§ REQUIRED WORK
Which lines contain the word "всего"? Return each of them as written.

▬▬▬▬▬▬▬▬▬▬

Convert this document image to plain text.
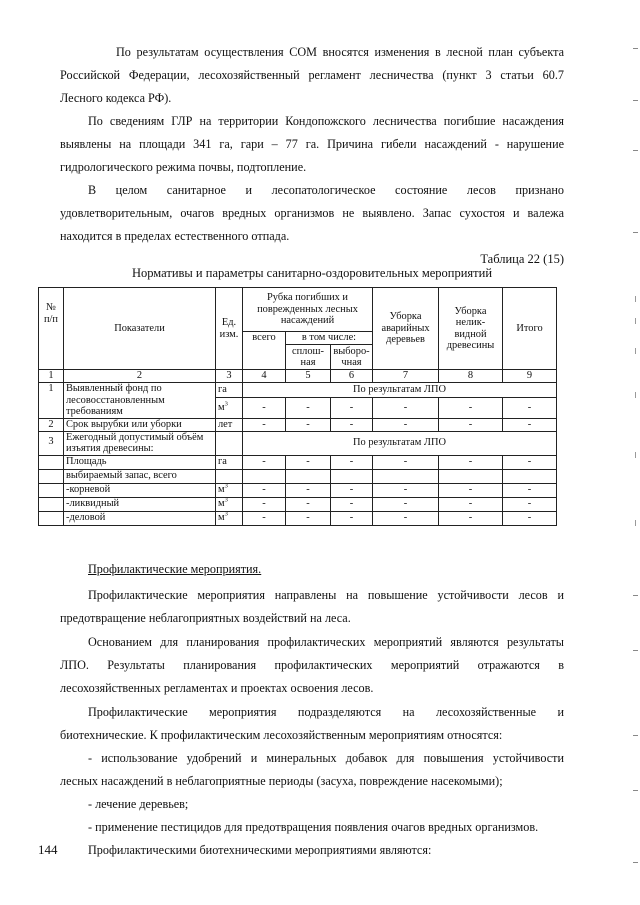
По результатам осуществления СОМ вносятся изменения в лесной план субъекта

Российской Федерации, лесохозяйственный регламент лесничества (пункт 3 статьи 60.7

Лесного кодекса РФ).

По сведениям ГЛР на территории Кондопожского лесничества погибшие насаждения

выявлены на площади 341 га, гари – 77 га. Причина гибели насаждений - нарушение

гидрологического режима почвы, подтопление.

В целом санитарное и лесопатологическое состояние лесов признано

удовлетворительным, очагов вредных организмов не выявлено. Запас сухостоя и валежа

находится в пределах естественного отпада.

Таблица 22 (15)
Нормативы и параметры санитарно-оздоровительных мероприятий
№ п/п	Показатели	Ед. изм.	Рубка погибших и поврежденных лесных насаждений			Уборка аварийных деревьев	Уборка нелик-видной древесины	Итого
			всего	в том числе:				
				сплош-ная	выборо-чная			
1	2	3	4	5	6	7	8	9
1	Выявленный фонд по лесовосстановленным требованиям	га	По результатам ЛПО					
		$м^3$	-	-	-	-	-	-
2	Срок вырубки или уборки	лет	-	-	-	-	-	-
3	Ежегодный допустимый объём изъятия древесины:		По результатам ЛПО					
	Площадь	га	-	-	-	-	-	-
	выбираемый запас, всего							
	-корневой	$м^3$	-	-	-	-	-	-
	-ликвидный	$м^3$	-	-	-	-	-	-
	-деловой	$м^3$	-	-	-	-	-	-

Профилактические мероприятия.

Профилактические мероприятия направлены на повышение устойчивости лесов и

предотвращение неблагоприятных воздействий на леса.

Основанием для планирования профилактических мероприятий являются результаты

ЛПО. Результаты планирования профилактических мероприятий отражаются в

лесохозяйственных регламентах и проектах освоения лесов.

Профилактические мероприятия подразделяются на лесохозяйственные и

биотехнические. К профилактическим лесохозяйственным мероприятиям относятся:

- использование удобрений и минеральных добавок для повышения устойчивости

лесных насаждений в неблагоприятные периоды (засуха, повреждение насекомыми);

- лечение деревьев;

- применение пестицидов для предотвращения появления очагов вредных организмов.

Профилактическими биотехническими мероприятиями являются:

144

▬▬▬▬▬▬▬▬▬▬

§ FINAL ANSWER
			всего	в том числе:				
	выбираемый запас, всего							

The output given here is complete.